Records contained in a dataset

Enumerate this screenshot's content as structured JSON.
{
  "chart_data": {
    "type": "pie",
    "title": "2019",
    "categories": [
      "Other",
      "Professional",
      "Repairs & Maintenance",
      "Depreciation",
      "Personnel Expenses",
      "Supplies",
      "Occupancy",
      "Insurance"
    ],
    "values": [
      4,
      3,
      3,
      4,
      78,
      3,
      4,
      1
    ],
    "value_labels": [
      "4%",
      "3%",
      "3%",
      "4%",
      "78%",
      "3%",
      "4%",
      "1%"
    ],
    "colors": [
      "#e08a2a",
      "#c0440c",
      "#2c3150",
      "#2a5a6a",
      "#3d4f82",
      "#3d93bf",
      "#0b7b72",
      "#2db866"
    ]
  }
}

- Requirements:
All records above must be set down exactly, please.

- Task output:
Enumerate this screenshot's content as structured JSON.
{
  "chart_data": {
    "type": "pie",
    "title": "2019",
    "categories": [
      "Other",
      "Professional",
      "Repairs & Maintenance",
      "Depreciation",
      "Personnel Expenses",
      "Supplies",
      "Occupancy",
      "Insurance"
    ],
    "values": [
      4,
      3,
      3,
      4,
      78,
      3,
      4,
      1
    ],
    "value_labels": [
      "4%",
      "3%",
      "3%",
      "4%",
      "78%",
      "3%",
      "4%",
      "1%"
    ],
    "colors": [
      "#e08a2a",
      "#c0440c",
      "#2c3150",
      "#2a5a6a",
      "#3d4f82",
      "#3d93bf",
      "#0b7b72",
      "#2db866"
    ]
  }
}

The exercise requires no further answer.